──────── Available data

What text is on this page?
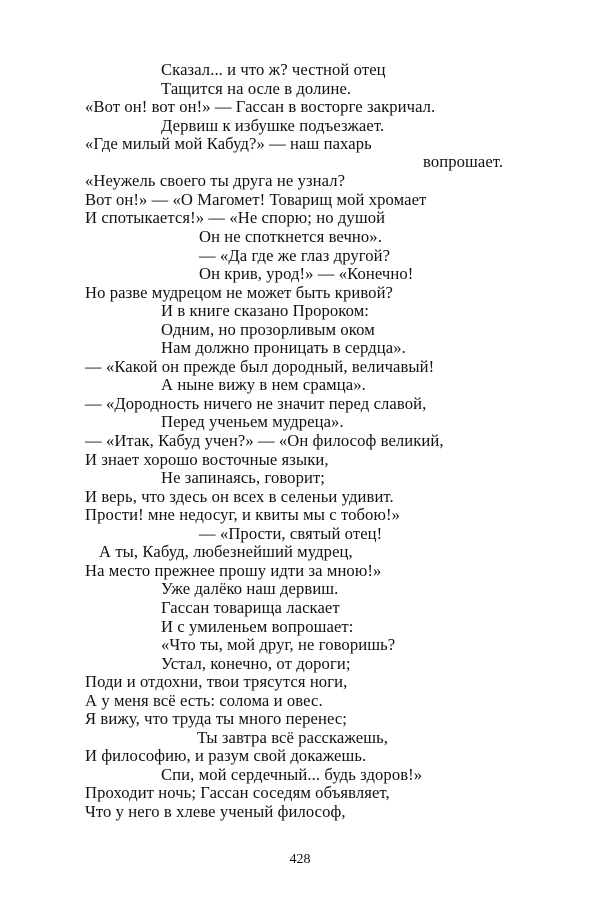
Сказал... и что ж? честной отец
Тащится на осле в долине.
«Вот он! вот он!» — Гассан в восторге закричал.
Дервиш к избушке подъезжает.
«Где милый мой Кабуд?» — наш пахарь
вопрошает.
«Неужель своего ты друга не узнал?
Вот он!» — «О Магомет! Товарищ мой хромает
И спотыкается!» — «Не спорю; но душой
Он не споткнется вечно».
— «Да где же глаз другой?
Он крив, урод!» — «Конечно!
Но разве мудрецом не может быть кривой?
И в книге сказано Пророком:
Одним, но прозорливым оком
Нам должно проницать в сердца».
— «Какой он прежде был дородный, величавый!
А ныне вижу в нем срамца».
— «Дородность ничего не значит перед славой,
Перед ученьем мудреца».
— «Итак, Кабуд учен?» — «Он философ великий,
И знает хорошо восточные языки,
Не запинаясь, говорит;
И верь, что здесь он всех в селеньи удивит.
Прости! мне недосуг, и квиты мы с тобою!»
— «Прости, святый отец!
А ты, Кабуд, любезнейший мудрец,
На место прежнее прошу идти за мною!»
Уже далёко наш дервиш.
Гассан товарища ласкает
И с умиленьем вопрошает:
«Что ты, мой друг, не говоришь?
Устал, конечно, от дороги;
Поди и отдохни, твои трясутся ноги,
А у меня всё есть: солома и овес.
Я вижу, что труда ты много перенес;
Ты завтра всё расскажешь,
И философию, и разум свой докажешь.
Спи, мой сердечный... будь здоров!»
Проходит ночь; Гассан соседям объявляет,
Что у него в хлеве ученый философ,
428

────────────────

=== Exercise details ===
Set down all the data again exactly as above, pictures excluded.

=== The answer ===
What text is on this page?
Сказал... и что ж? честной отец
Тащится на осле в долине.
«Вот он! вот он!» — Гассан в восторге закричал.
Дервиш к избушке подъезжает.
«Где милый мой Кабуд?» — наш пахарь
вопрошает.
«Неужель своего ты друга не узнал?
Вот он!» — «О Магомет! Товарищ мой хромает
И спотыкается!» — «Не спорю; но душой
Он не споткнется вечно».
— «Да где же глаз другой?
Он крив, урод!» — «Конечно!
Но разве мудрецом не может быть кривой?
И в книге сказано Пророком:
Одним, но прозорливым оком
Нам должно проницать в сердца».
— «Какой он прежде был дородный, величавый!
А ныне вижу в нем срамца».
— «Дородность ничего не значит перед славой,
Перед ученьем мудреца».
— «Итак, Кабуд учен?» — «Он философ великий,
И знает хорошо восточные языки,
Не запинаясь, говорит;
И верь, что здесь он всех в селеньи удивит.
Прости! мне недосуг, и квиты мы с тобою!»
— «Прости, святый отец!
А ты, Кабуд, любезнейший мудрец,
На место прежнее прошу идти за мною!»
Уже далёко наш дервиш.
Гассан товарища ласкает
И с умиленьем вопрошает:
«Что ты, мой друг, не говоришь?
Устал, конечно, от дороги;
Поди и отдохни, твои трясутся ноги,
А у меня всё есть: солома и овес.
Я вижу, что труда ты много перенес;
Ты завтра всё расскажешь,
И философию, и разум свой докажешь.
Спи, мой сердечный... будь здоров!»
Проходит ночь; Гассан соседям объявляет,
Что у него в хлеве ученый философ,
428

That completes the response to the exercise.